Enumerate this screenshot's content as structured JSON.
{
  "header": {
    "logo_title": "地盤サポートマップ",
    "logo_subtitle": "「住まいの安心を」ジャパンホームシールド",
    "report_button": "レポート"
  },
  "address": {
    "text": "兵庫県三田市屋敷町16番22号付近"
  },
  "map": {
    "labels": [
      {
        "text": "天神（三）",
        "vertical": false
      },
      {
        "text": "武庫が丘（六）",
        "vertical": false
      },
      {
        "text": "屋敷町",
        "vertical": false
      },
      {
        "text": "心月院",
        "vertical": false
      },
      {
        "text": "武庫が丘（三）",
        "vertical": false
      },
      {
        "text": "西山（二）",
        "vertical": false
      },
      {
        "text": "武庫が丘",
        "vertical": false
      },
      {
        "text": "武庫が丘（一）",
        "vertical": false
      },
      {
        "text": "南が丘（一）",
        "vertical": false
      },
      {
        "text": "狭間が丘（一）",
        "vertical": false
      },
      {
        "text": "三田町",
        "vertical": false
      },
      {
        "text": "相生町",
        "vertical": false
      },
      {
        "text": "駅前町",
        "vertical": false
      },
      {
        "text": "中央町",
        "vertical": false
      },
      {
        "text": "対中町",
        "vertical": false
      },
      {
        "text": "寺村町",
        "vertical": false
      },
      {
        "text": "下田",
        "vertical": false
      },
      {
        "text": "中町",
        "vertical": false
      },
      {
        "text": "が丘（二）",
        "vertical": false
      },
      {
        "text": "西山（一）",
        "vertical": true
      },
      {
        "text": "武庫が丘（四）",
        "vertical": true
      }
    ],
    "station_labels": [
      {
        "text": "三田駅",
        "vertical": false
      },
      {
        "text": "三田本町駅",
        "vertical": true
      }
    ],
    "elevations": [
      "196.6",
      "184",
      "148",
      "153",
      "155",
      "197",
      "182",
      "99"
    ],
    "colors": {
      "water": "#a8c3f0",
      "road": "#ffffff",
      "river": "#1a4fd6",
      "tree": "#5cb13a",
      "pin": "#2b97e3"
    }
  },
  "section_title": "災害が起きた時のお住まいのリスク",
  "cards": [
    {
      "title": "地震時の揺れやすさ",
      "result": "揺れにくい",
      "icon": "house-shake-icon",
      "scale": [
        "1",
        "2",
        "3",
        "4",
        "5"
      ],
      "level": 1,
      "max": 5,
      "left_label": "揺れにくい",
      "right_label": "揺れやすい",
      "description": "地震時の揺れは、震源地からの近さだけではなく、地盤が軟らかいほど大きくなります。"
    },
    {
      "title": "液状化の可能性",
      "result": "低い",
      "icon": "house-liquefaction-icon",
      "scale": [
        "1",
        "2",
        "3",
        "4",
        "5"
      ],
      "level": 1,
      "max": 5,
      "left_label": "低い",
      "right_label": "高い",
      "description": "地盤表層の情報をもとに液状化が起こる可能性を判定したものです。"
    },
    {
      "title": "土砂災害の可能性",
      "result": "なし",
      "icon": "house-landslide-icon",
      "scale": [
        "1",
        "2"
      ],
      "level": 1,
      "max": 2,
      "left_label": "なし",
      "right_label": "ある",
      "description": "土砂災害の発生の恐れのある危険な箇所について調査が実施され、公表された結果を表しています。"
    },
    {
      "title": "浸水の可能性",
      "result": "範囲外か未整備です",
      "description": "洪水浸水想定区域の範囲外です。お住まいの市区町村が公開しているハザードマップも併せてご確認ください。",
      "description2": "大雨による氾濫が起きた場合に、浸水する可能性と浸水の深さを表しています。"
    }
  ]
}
+ + + + +
# Work required:
Your task is to output the full set of records exactly as presented.

# Answer to this exercise:
Enumerate this screenshot's content as structured JSON.
{
  "header": {
    "logo_title": "地盤サポートマップ",
    "logo_subtitle": "「住まいの安心を」ジャパンホームシールド",
    "report_button": "レポート"
  },
  "address": {
    "text": "兵庫県三田市屋敷町16番22号付近"
  },
  "map": {
    "labels": [
      {
        "text": "天神（三）",
        "vertical": false
      },
      {
        "text": "武庫が丘（六）",
        "vertical": false
      },
      {
        "text": "屋敷町",
        "vertical": false
      },
      {
        "text": "心月院",
        "vertical": false
      },
      {
        "text": "武庫が丘（三）",
        "vertical": false
      },
      {
        "text": "西山（二）",
        "vertical": false
      },
      {
        "text": "武庫が丘",
        "vertical": false
      },
      {
        "text": "武庫が丘（一）",
        "vertical": false
      },
      {
        "text": "南が丘（一）",
        "vertical": false
      },
      {
        "text": "狭間が丘（一）",
        "vertical": false
      },
      {
        "text": "三田町",
        "vertical": false
      },
      {
        "text": "相生町",
        "vertical": false
      },
      {
        "text": "駅前町",
        "vertical": false
      },
      {
        "text": "中央町",
        "vertical": false
      },
      {
        "text": "対中町",
        "vertical": false
      },
      {
        "text": "寺村町",
        "vertical": false
      },
      {
        "text": "下田",
        "vertical": false
      },
      {
        "text": "中町",
        "vertical": false
      },
      {
        "text": "が丘（二）",
        "vertical": false
      },
      {
        "text": "西山（一）",
        "vertical": true
      },
      {
        "text": "武庫が丘（四）",
        "vertical": true
      }
    ],
    "station_labels": [
      {
        "text": "三田駅",
        "vertical": false
      },
      {
        "text": "三田本町駅",
        "vertical": true
      }
    ],
    "elevations": [
      "196.6",
      "184",
      "148",
      "153",
      "155",
      "197",
      "182",
      "99"
    ],
    "colors": {
      "water": "#a8c3f0",
      "road": "#ffffff",
      "river": "#1a4fd6",
      "tree": "#5cb13a",
      "pin": "#2b97e3"
    }
  },
  "section_title": "災害が起きた時のお住まいのリスク",
  "cards": [
    {
      "title": "地震時の揺れやすさ",
      "result": "揺れにくい",
      "icon": "house-shake-icon",
      "scale": [
        "1",
        "2",
        "3",
        "4",
        "5"
      ],
      "level": 1,
      "max": 5,
      "left_label": "揺れにくい",
      "right_label": "揺れやすい",
      "description": "地震時の揺れは、震源地からの近さだけではなく、地盤が軟らかいほど大きくなります。"
    },
    {
      "title": "液状化の可能性",
      "result": "低い",
      "icon": "house-liquefaction-icon",
      "scale": [
        "1",
        "2",
        "3",
        "4",
        "5"
      ],
      "level": 1,
      "max": 5,
      "left_label": "低い",
      "right_label": "高い",
      "description": "地盤表層の情報をもとに液状化が起こる可能性を判定したものです。"
    },
    {
      "title": "土砂災害の可能性",
      "result": "なし",
      "icon": "house-landslide-icon",
      "scale": [
        "1",
        "2"
      ],
      "level": 1,
      "max": 2,
      "left_label": "なし",
      "right_label": "ある",
      "description": "土砂災害の発生の恐れのある危険な箇所について調査が実施され、公表された結果を表しています。"
    },
    {
      "title": "浸水の可能性",
      "result": "範囲外か未整備です",
      "description": "洪水浸水想定区域の範囲外です。お住まいの市区町村が公開しているハザードマップも併せてご確認ください。",
      "description2": "大雨による氾濫が起きた場合に、浸水する可能性と浸水の深さを表しています。"
    }
  ]
}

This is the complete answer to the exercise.